### Excerpt provided
· · · · · · ·
Bread and Brew
by: becca quint Natural Selection, a new restaurant on Northeast Alberta Street with a focus on fruit, nuts and grains, offers tomato, corn and favas as part of a four-course, fixed-price dinner.

One of the best and most interesting new restaurants of the year is Natural Selection on Northeast Alberta Street.

With straightforward, colorful, varied dishes, chef Aaron Woo brings out the essence of seasonal ingredients like corn, strawberries, figs and melon. It's a statement that a lot of chefs are trying to make, but Woo makes it more emphatically by limiting himself in the extreme: there's no meat on the menu, and almost no dairy or wheat.

For restaurant lovers with dietary restrictions, Natural Selection is a godsend. For the rest of us, it's a worthwhile destination for a sophisticated meal that makes you feel good about what you're eating, not what you aren't.

Nothing was lacking from a frothy soup that delivered the milk-and-honey sweetness of summer corn in pure spoonfuls. A center island of parsnips, pickled shiitake and carrot added texture, and red pepper oil added a warm depth.

A photogenic strawberry and endive salad was full of unusual contrasts. Red to the core, luxurious strawberries glistened against the crisp pale green of fresh endive. Salty parmesan cheese brought out the almost imperceptible bitterness of the endive. In the background were thin slices of kohlrabi, snappy and refreshing, while buttery pine nuts gave the strawberries a faint memory of dessert.

These two dishes were first and second courses. The $35, four-course prix fixe dinner is the way to go, here. You can order a la carte, but individual dishes are rather audaciously priced, and two people ordering the prix fixe get the chance to taste everything on the menu, as well as a better deal.

A lot going on

Natural Selection is a place where you'll want to spend some time. It's dim and cozy, with a wooden floor and giant stock pots looming over the heads of the kitchen crew. They stand at a huge farmhouse table, plying graters, peelers and the chop-stick-like tongs that precisely assemble each dish.

A rear wall serves for wine storage, and bottles of liquor are kept on a vintage cart parked near the front door. Cocktails are what you would expect from an up-to-date, upscale restaurant: house inventions, fixated on bitters. The Made in Italy wisely allowed grappa to deliver the keynote, with dry vermouth and an aperitif called Cocchi Americano humming in the background. The Red Fox was interesting but overdone, with rye, Cherry Heering, Kirschwasser, mescal and Aztec chocolate bitters. The mescal added a smoky note to the fruitiness of cherries and rye, but there was really too much going on.

More typically, ingredients that look like simple lists on the menu come together with serendipity. Raw and cooked figs, along with goat cheese, were sweetened with chestnut honey, and served with pistachios and fennel. A spectrum of beets, from yellow to pink to purple-red, lit up a salad of greens, fava beans, basil and bright peppery radishes.
· · · · · · ·
### What is asked
**a)** Answer each question using the restaurant review.
(i) On which street is Natural Selection located?
(ii) What is the price of the four-course prix fixe dinner?
(iii) Which spirit delivers the keynote in the Made in Italy cocktail?
**b)** According to the restaurant review, what ingredients go into the Red Fox cocktail? List all of them.
The material after this point is separate from the restaurant review.
· · · · · · ·
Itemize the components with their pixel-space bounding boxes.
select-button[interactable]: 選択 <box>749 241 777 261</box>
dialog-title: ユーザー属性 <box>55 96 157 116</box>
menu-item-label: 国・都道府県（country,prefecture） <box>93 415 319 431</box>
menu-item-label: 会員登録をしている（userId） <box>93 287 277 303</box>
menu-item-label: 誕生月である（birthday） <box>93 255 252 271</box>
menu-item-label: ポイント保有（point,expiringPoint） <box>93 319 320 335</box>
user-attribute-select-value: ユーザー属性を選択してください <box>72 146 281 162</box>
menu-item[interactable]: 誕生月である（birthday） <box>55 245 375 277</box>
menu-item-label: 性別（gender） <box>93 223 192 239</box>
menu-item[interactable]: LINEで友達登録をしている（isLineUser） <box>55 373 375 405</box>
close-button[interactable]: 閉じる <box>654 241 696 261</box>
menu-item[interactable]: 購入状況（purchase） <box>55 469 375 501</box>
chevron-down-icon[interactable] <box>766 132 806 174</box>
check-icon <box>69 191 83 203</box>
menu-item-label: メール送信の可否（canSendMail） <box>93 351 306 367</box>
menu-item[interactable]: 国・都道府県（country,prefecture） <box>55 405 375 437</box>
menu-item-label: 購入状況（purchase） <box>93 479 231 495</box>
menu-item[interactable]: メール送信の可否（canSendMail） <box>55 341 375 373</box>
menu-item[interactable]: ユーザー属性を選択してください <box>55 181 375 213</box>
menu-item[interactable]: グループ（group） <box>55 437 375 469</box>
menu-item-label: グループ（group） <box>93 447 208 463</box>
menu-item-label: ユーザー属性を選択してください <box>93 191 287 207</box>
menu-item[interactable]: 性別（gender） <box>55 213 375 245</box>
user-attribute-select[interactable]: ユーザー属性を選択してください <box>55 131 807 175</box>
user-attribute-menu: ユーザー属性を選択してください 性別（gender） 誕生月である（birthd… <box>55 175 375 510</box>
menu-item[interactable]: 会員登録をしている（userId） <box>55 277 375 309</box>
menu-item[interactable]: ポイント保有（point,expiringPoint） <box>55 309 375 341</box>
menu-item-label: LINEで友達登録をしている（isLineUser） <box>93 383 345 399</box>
· · · · · · ·
### Answers given
**a)**
(i) Northeast Alberta Street
(ii) $35
(iii) Grappa

**b)**
- Rye
- Cherry Heering
- Kirschwasser
- Mescal
- Aztec chocolate bitters